::: Supplied material :::
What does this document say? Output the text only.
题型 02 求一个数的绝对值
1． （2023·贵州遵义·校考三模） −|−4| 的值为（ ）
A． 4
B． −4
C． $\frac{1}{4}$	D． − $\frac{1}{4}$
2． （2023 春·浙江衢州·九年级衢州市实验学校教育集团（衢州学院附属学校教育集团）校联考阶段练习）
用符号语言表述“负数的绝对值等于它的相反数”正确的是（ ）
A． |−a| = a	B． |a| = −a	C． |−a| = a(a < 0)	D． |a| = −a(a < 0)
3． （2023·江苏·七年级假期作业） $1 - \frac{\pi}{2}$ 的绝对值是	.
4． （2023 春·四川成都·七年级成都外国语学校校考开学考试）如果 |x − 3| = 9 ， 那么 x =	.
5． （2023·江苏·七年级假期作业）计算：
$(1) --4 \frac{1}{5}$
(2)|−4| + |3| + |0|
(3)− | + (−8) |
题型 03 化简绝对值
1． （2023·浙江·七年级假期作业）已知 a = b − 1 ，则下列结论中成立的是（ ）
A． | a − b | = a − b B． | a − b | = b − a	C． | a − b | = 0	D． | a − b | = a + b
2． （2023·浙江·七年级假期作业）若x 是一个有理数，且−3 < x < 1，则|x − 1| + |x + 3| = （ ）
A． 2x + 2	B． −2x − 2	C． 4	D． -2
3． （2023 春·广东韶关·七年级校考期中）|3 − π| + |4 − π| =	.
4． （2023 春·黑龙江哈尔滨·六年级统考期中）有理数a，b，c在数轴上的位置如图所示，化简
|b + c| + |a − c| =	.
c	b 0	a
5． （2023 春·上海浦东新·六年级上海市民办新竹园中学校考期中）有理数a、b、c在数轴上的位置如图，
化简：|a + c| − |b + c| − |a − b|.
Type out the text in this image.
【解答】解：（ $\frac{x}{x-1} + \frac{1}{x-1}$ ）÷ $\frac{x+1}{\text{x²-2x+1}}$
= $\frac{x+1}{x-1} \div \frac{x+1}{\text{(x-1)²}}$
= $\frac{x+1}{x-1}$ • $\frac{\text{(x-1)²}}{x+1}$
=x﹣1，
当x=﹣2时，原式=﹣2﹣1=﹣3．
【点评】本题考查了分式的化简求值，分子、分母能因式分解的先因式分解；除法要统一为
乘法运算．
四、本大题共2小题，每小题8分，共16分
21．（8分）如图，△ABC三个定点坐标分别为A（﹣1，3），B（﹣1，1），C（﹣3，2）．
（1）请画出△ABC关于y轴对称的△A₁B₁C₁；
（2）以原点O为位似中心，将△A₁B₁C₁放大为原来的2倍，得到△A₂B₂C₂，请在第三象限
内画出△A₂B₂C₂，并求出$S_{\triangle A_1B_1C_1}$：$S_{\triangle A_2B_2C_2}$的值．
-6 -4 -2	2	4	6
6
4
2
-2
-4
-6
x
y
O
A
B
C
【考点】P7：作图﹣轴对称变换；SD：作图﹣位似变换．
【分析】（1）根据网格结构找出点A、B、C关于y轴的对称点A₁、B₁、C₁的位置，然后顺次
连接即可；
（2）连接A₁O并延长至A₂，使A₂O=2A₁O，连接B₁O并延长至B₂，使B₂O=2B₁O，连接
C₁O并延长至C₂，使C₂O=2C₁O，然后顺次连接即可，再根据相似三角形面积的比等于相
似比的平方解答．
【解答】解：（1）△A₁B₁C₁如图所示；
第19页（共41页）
:::
What is being asked: Go through the listing and print each line exactly as it appears.

Task answer:
What does this document say? Output the text only.
题型 02 求一个数的绝对值
1． （2023·贵州遵义·校考三模） −|−4| 的值为（ ）
A． 4
B． −4
C． $\frac{1}{4}$	D． − $\frac{1}{4}$
2． （2023 春·浙江衢州·九年级衢州市实验学校教育集团（衢州学院附属学校教育集团）校联考阶段练习）
用符号语言表述“负数的绝对值等于它的相反数”正确的是（ ）
A． |−a| = a	B． |a| = −a	C． |−a| = a(a < 0)	D． |a| = −a(a < 0)
3． （2023·江苏·七年级假期作业） $1 - \frac{\pi}{2}$ 的绝对值是	.
4． （2023 春·四川成都·七年级成都外国语学校校考开学考试）如果 |x − 3| = 9 ， 那么 x =	.
5． （2023·江苏·七年级假期作业）计算：
$(1) --4 \frac{1}{5}$
(2)|−4| + |3| + |0|
(3)− | + (−8) |
题型 03 化简绝对值
1． （2023·浙江·七年级假期作业）已知 a = b − 1 ，则下列结论中成立的是（ ）
A． | a − b | = a − b B． | a − b | = b − a	C． | a − b | = 0	D． | a − b | = a + b
2． （2023·浙江·七年级假期作业）若x 是一个有理数，且−3 < x < 1，则|x − 1| + |x + 3| = （ ）
A． 2x + 2	B． −2x − 2	C． 4	D． -2
3． （2023 春·广东韶关·七年级校考期中）|3 − π| + |4 − π| =	.
4． （2023 春·黑龙江哈尔滨·六年级统考期中）有理数a，b，c在数轴上的位置如图所示，化简
|b + c| + |a − c| =	.
c	b 0	a
5． （2023 春·上海浦东新·六年级上海市民办新竹园中学校考期中）有理数a、b、c在数轴上的位置如图，
化简：|a + c| − |b + c| − |a − b|.
Type out the text in this image.
【解答】解：（ $\frac{x}{x-1} + \frac{1}{x-1}$ ）÷ $\frac{x+1}{\text{x²-2x+1}}$
= $\frac{x+1}{x-1} \div \frac{x+1}{\text{(x-1)²}}$
= $\frac{x+1}{x-1}$ • $\frac{\text{(x-1)²}}{x+1}$
=x﹣1，
当x=﹣2时，原式=﹣2﹣1=﹣3．
【点评】本题考查了分式的化简求值，分子、分母能因式分解的先因式分解；除法要统一为
乘法运算．
四、本大题共2小题，每小题8分，共16分
21．（8分）如图，△ABC三个定点坐标分别为A（﹣1，3），B（﹣1，1），C（﹣3，2）．
（1）请画出△ABC关于y轴对称的△A₁B₁C₁；
（2）以原点O为位似中心，将△A₁B₁C₁放大为原来的2倍，得到△A₂B₂C₂，请在第三象限
内画出△A₂B₂C₂，并求出$S_{\triangle A_1B_1C_1}$：$S_{\triangle A_2B_2C_2}$的值．
-6 -4 -2	2	4	6
6
4
2
-2
-4
-6
x
y
O
A
B
C
【考点】P7：作图﹣轴对称变换；SD：作图﹣位似变换．
【分析】（1）根据网格结构找出点A、B、C关于y轴的对称点A₁、B₁、C₁的位置，然后顺次
连接即可；
（2）连接A₁O并延长至A₂，使A₂O=2A₁O，连接B₁O并延长至B₂，使B₂O=2B₁O，连接
C₁O并延长至C₂，使C₂O=2C₁O，然后顺次连接即可，再根据相似三角形面积的比等于相
似比的平方解答．
【解答】解：（1）△A₁B₁C₁如图所示；
第19页（共41页）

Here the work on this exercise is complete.